(Task description) What you give back must match the data below character for character.

(Dataset entries)
BEGIN

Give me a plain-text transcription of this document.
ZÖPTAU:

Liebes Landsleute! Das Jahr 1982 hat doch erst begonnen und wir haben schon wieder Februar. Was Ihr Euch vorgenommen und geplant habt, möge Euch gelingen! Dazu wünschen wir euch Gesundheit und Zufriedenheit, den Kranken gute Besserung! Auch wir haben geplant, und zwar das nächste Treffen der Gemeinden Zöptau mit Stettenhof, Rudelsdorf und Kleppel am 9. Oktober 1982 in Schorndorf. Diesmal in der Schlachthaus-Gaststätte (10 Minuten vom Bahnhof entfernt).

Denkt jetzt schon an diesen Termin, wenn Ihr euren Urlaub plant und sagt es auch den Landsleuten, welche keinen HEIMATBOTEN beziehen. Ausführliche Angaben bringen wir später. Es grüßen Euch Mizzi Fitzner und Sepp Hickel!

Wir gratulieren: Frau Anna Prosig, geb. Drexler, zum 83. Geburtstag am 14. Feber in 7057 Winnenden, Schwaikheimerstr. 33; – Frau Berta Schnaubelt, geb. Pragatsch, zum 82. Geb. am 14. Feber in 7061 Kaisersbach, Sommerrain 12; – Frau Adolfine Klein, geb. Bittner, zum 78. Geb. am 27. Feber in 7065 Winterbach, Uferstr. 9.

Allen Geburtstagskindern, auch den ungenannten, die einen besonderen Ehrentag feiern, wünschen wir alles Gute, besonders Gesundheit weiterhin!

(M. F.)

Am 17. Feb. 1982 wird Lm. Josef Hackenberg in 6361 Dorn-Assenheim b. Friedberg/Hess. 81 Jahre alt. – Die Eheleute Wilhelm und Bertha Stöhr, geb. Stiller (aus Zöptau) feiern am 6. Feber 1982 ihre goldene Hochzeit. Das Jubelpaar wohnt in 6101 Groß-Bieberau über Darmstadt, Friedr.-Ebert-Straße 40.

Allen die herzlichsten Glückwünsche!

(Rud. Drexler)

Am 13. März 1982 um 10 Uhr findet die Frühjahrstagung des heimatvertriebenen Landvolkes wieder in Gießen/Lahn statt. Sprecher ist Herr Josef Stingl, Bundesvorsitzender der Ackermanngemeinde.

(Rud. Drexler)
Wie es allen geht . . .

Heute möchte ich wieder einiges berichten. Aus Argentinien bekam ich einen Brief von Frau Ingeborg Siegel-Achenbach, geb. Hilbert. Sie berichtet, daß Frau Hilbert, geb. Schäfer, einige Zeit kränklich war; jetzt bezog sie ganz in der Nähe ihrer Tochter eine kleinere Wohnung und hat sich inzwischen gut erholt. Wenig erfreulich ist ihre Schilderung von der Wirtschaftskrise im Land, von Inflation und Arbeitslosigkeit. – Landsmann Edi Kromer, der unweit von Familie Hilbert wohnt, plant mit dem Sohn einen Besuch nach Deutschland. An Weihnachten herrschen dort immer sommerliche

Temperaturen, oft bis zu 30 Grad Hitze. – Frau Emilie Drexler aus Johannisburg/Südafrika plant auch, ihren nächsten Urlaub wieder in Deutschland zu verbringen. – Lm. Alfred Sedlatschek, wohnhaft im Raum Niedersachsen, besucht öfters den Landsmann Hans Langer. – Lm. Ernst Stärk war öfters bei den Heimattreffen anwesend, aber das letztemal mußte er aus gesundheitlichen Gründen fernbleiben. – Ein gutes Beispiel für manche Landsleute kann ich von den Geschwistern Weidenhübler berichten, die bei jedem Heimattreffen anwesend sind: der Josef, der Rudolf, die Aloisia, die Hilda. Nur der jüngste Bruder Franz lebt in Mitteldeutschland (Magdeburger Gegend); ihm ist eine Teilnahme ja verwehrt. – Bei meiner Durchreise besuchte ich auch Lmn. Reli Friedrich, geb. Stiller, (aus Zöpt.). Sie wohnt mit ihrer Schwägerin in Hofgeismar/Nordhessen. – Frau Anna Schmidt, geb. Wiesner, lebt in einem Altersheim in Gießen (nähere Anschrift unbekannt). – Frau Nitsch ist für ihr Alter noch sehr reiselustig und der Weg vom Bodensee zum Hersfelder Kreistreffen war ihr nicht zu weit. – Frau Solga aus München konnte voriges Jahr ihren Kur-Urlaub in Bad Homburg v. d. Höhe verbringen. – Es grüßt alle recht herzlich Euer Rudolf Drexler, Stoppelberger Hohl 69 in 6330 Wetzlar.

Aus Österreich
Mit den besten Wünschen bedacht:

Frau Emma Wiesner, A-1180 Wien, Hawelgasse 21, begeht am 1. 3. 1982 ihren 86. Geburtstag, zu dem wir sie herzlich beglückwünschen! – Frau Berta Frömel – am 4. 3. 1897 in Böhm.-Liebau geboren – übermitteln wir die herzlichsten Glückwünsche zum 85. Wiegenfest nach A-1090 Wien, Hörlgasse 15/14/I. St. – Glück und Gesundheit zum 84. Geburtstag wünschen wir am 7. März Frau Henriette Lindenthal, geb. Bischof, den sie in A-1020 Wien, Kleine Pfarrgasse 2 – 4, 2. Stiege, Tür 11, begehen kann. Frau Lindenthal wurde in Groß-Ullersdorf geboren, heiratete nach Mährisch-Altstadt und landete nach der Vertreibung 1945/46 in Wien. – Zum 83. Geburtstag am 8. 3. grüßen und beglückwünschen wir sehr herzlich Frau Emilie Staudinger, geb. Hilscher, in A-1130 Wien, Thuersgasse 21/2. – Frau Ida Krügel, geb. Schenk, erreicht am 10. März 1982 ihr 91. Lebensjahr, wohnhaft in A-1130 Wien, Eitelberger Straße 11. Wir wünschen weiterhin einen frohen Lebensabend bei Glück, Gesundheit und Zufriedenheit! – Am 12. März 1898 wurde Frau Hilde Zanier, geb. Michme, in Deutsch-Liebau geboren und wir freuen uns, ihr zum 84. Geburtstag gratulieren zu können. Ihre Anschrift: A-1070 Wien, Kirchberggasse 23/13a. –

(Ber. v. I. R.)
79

END

(Expected answer)
Give me a plain-text transcription of this document.
ZÖPTAU:

Liebes Landsleute! Das Jahr 1982 hat doch erst begonnen und wir haben schon wieder Februar. Was Ihr Euch vorgenommen und geplant habt, möge Euch gelingen! Dazu wünschen wir euch Gesundheit und Zufriedenheit, den Kranken gute Besserung! Auch wir haben geplant, und zwar das nächste Treffen der Gemeinden Zöptau mit Stettenhof, Rudelsdorf und Kleppel am 9. Oktober 1982 in Schorndorf. Diesmal in der Schlachthaus-Gaststätte (10 Minuten vom Bahnhof entfernt).

Denkt jetzt schon an diesen Termin, wenn Ihr euren Urlaub plant und sagt es auch den Landsleuten, welche keinen HEIMATBOTEN beziehen. Ausführliche Angaben bringen wir später. Es grüßen Euch Mizzi Fitzner und Sepp Hickel!

Wir gratulieren: Frau Anna Prosig, geb. Drexler, zum 83. Geburtstag am 14. Feber in 7057 Winnenden, Schwaikheimerstr. 33; – Frau Berta Schnaubelt, geb. Pragatsch, zum 82. Geb. am 14. Feber in 7061 Kaisersbach, Sommerrain 12; – Frau Adolfine Klein, geb. Bittner, zum 78. Geb. am 27. Feber in 7065 Winterbach, Uferstr. 9.

Allen Geburtstagskindern, auch den ungenannten, die einen besonderen Ehrentag feiern, wünschen wir alles Gute, besonders Gesundheit weiterhin!

(M. F.)

Am 17. Feb. 1982 wird Lm. Josef Hackenberg in 6361 Dorn-Assenheim b. Friedberg/Hess. 81 Jahre alt. – Die Eheleute Wilhelm und Bertha Stöhr, geb. Stiller (aus Zöptau) feiern am 6. Feber 1982 ihre goldene Hochzeit. Das Jubelpaar wohnt in 6101 Groß-Bieberau über Darmstadt, Friedr.-Ebert-Straße 40.

Allen die herzlichsten Glückwünsche!

(Rud. Drexler)

Am 13. März 1982 um 10 Uhr findet die Frühjahrstagung des heimatvertriebenen Landvolkes wieder in Gießen/Lahn statt. Sprecher ist Herr Josef Stingl, Bundesvorsitzender der Ackermanngemeinde.

(Rud. Drexler)
Wie es allen geht . . .

Heute möchte ich wieder einiges berichten. Aus Argentinien bekam ich einen Brief von Frau Ingeborg Siegel-Achenbach, geb. Hilbert. Sie berichtet, daß Frau Hilbert, geb. Schäfer, einige Zeit kränklich war; jetzt bezog sie ganz in der Nähe ihrer Tochter eine kleinere Wohnung und hat sich inzwischen gut erholt. Wenig erfreulich ist ihre Schilderung von der Wirtschaftskrise im Land, von Inflation und Arbeitslosigkeit. – Landsmann Edi Kromer, der unweit von Familie Hilbert wohnt, plant mit dem Sohn einen Besuch nach Deutschland. An Weihnachten herrschen dort immer sommerliche

Temperaturen, oft bis zu 30 Grad Hitze. – Frau Emilie Drexler aus Johannisburg/Südafrika plant auch, ihren nächsten Urlaub wieder in Deutschland zu verbringen. – Lm. Alfred Sedlatschek, wohnhaft im Raum Niedersachsen, besucht öfters den Landsmann Hans Langer. – Lm. Ernst Stärk war öfters bei den Heimattreffen anwesend, aber das letztemal mußte er aus gesundheitlichen Gründen fernbleiben. – Ein gutes Beispiel für manche Landsleute kann ich von den Geschwistern Weidenhübler berichten, die bei jedem Heimattreffen anwesend sind: der Josef, der Rudolf, die Aloisia, die Hilda. Nur der jüngste Bruder Franz lebt in Mitteldeutschland (Magdeburger Gegend); ihm ist eine Teilnahme ja verwehrt. – Bei meiner Durchreise besuchte ich auch Lmn. Reli Friedrich, geb. Stiller, (aus Zöpt.). Sie wohnt mit ihrer Schwägerin in Hofgeismar/Nordhessen. – Frau Anna Schmidt, geb. Wiesner, lebt in einem Altersheim in Gießen (nähere Anschrift unbekannt). – Frau Nitsch ist für ihr Alter noch sehr reiselustig und der Weg vom Bodensee zum Hersfelder Kreistreffen war ihr nicht zu weit. – Frau Solga aus München konnte voriges Jahr ihren Kur-Urlaub in Bad Homburg v. d. Höhe verbringen. – Es grüßt alle recht herzlich Euer Rudolf Drexler, Stoppelberger Hohl 69 in 6330 Wetzlar.

Aus Österreich
Mit den besten Wünschen bedacht:

Frau Emma Wiesner, A-1180 Wien, Hawelgasse 21, begeht am 1. 3. 1982 ihren 86. Geburtstag, zu dem wir sie herzlich beglückwünschen! – Frau Berta Frömel – am 4. 3. 1897 in Böhm.-Liebau geboren – übermitteln wir die herzlichsten Glückwünsche zum 85. Wiegenfest nach A-1090 Wien, Hörlgasse 15/14/I. St. – Glück und Gesundheit zum 84. Geburtstag wünschen wir am 7. März Frau Henriette Lindenthal, geb. Bischof, den sie in A-1020 Wien, Kleine Pfarrgasse 2 – 4, 2. Stiege, Tür 11, begehen kann. Frau Lindenthal wurde in Groß-Ullersdorf geboren, heiratete nach Mährisch-Altstadt und landete nach der Vertreibung 1945/46 in Wien. – Zum 83. Geburtstag am 8. 3. grüßen und beglückwünschen wir sehr herzlich Frau Emilie Staudinger, geb. Hilscher, in A-1130 Wien, Thuersgasse 21/2. – Frau Ida Krügel, geb. Schenk, erreicht am 10. März 1982 ihr 91. Lebensjahr, wohnhaft in A-1130 Wien, Eitelberger Straße 11. Wir wünschen weiterhin einen frohen Lebensabend bei Glück, Gesundheit und Zufriedenheit! – Am 12. März 1898 wurde Frau Hilde Zanier, geb. Michme, in Deutsch-Liebau geboren und wir freuen uns, ihr zum 84. Geburtstag gratulieren zu können. Ihre Anschrift: A-1070 Wien, Kirchberggasse 23/13a. –

(Ber. v. I. R.)
79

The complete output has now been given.